From the data below, return each line in which the string "score" is found.

++++++++++

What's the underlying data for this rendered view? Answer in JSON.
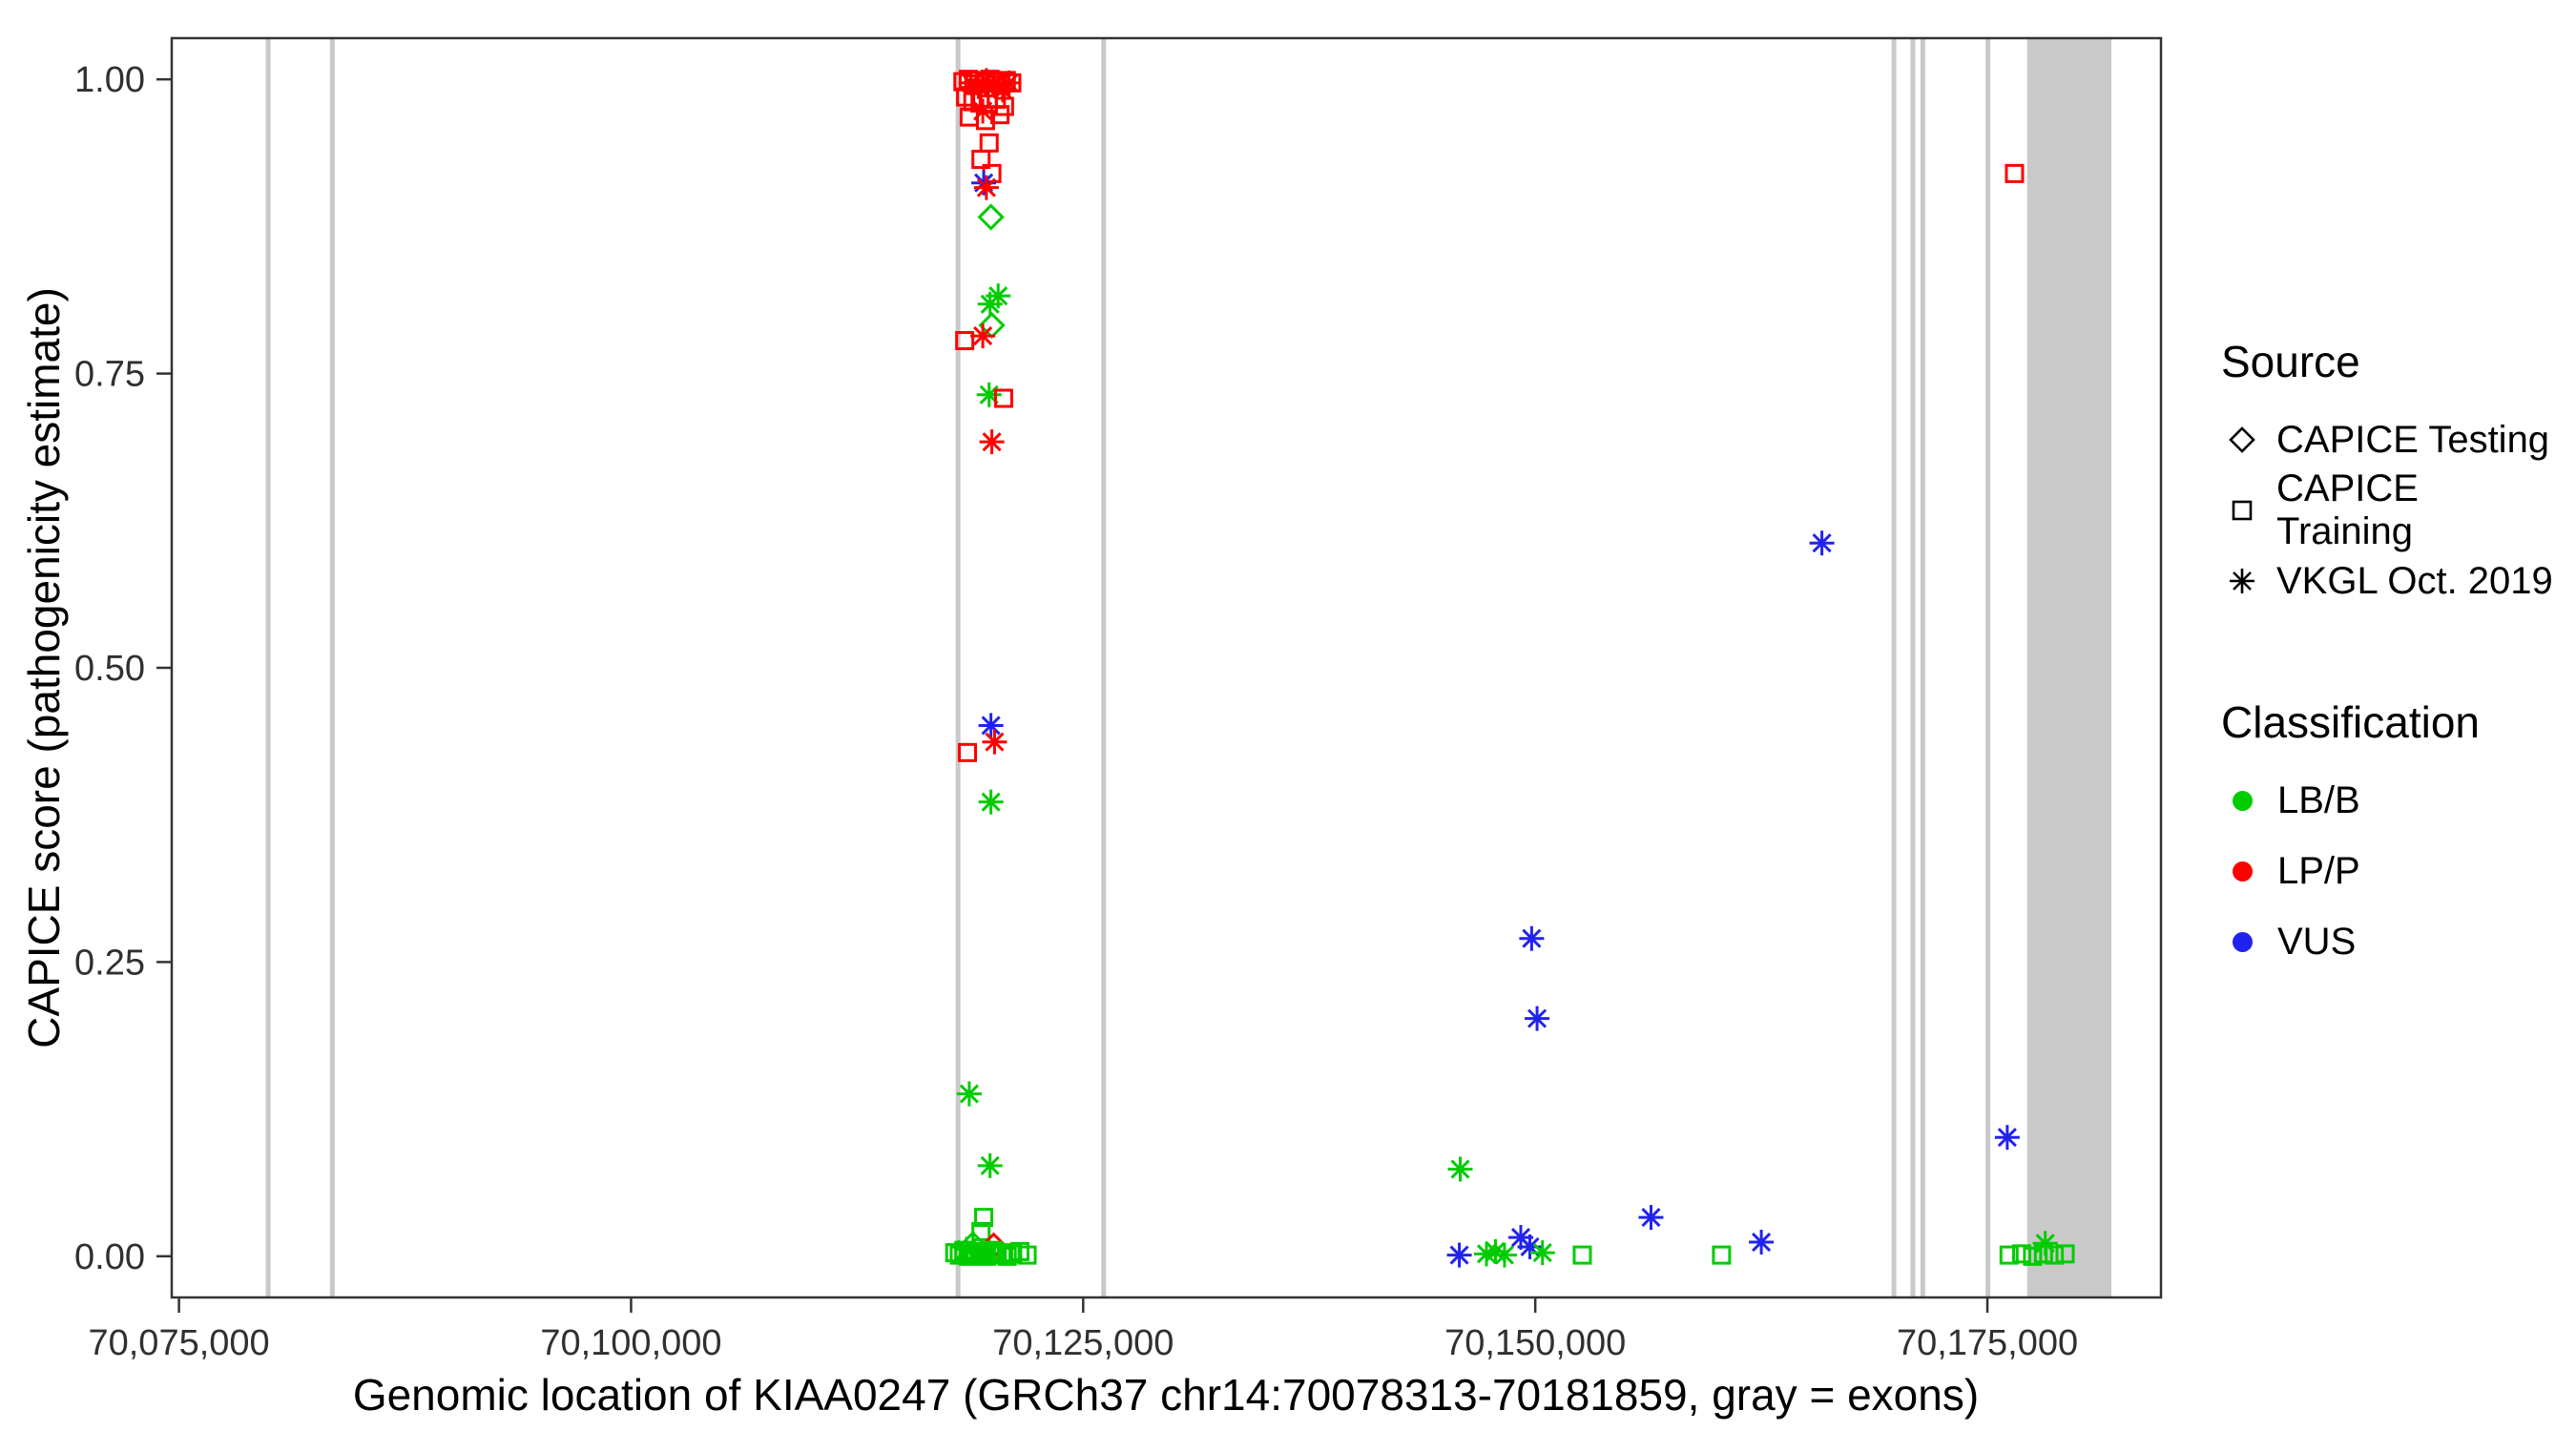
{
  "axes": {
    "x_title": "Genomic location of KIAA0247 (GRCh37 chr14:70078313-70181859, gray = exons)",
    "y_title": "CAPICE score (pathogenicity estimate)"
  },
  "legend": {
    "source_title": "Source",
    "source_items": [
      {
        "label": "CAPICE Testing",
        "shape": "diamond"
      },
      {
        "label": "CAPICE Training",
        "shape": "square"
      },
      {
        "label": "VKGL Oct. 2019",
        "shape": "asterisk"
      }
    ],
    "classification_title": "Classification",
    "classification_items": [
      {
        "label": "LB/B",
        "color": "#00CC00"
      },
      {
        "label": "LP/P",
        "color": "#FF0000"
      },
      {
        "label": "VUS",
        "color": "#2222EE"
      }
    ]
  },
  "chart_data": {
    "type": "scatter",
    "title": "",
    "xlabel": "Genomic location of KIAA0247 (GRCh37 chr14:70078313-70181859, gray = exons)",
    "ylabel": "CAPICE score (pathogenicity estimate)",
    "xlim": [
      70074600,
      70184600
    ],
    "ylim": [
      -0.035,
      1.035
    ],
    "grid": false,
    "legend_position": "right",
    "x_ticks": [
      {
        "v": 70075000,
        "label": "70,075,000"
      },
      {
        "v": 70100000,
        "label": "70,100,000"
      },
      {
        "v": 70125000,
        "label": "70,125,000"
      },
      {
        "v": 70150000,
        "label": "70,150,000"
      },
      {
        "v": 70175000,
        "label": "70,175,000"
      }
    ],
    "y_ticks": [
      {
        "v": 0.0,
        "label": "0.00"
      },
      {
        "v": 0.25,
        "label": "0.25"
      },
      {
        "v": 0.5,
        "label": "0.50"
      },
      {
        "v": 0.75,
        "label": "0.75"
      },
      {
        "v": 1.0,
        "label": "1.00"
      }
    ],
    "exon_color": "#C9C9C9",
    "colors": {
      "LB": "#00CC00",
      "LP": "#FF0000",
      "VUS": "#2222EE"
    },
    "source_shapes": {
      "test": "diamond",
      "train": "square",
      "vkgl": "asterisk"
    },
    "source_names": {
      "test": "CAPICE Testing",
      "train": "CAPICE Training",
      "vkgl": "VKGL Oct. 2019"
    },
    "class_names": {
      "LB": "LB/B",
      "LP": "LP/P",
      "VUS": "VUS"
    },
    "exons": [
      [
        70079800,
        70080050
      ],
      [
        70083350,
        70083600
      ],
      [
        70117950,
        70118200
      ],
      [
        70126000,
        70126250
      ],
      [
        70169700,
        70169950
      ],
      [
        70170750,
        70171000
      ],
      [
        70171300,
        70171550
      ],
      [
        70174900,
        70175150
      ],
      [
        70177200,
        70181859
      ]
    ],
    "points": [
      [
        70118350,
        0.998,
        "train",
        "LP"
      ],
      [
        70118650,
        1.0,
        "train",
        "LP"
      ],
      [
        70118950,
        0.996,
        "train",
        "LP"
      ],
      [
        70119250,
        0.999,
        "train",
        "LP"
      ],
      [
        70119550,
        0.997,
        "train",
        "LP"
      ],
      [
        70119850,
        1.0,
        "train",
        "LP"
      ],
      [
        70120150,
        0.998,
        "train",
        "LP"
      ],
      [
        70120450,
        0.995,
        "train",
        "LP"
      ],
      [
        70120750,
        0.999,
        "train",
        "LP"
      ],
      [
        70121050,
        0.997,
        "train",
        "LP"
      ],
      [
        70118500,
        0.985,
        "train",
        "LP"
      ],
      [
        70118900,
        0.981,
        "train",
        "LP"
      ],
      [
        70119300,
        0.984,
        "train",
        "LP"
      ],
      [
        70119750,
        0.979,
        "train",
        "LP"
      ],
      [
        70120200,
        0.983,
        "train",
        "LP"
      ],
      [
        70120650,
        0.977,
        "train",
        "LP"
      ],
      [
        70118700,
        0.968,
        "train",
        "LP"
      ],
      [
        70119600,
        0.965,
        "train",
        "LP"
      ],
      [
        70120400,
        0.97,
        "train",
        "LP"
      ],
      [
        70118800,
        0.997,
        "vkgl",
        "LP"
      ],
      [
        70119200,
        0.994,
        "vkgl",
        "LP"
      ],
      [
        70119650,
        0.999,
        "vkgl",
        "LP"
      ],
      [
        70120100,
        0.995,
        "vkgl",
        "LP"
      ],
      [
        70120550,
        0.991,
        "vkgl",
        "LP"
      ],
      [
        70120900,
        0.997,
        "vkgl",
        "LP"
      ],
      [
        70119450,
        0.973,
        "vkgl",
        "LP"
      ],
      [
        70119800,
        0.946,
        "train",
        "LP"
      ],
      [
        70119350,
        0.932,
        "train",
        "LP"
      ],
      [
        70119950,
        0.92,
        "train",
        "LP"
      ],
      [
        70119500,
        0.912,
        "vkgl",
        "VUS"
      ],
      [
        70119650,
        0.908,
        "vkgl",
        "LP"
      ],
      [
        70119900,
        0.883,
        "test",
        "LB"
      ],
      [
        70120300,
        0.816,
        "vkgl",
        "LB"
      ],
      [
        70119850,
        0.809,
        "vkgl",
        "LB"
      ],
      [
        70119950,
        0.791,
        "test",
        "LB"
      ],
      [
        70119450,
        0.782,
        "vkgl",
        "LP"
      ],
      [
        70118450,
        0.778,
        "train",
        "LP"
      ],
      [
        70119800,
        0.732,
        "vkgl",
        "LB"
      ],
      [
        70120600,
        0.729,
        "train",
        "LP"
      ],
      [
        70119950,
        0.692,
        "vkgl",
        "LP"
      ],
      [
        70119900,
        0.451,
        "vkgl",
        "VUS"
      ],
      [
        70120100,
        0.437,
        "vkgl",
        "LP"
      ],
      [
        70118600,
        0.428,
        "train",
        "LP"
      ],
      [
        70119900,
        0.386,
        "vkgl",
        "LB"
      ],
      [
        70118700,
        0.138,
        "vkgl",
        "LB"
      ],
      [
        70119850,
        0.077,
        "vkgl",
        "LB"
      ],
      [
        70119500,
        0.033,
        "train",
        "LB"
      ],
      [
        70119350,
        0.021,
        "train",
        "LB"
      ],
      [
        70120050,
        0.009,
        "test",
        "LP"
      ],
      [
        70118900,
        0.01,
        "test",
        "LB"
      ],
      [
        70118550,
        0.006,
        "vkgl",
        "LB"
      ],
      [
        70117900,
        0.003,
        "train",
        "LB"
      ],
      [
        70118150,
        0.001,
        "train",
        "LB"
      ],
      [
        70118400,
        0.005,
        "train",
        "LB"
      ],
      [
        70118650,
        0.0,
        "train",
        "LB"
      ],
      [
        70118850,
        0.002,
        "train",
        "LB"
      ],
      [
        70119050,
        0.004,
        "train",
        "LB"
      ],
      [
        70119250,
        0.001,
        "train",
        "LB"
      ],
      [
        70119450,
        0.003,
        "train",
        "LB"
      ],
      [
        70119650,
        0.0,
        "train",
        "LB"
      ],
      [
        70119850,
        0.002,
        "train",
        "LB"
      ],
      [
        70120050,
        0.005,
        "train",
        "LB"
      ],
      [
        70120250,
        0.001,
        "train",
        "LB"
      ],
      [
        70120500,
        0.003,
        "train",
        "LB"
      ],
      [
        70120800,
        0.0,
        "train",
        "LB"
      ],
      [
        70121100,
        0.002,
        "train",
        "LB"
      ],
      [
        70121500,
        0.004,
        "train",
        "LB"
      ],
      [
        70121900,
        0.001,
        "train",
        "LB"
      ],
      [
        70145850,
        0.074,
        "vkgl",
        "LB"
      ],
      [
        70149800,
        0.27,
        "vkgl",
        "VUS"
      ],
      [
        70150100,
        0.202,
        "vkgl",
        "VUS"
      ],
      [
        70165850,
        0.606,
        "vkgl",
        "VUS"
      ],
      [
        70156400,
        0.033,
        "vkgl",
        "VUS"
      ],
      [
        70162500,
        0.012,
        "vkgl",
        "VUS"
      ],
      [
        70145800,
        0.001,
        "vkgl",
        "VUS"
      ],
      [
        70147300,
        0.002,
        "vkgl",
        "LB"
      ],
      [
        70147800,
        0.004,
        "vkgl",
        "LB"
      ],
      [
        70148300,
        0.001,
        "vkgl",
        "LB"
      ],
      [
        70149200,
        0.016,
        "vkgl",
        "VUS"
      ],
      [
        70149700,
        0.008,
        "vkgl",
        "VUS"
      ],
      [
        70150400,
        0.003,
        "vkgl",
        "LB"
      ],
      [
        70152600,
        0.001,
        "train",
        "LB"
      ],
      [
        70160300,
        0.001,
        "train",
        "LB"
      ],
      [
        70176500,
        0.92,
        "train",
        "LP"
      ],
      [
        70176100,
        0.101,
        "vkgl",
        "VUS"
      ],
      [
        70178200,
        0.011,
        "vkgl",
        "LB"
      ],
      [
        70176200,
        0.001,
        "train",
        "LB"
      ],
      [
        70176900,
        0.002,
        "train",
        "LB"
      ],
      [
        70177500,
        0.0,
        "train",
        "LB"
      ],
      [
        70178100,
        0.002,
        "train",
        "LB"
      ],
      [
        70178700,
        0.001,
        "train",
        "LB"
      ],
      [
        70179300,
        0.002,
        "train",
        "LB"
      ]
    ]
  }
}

++++++++++

# TASK OUTPUT:
    "y_title": "CAPICE score (pathogenicity estimate)"
    "ylabel": "CAPICE score (pathogenicity estimate)",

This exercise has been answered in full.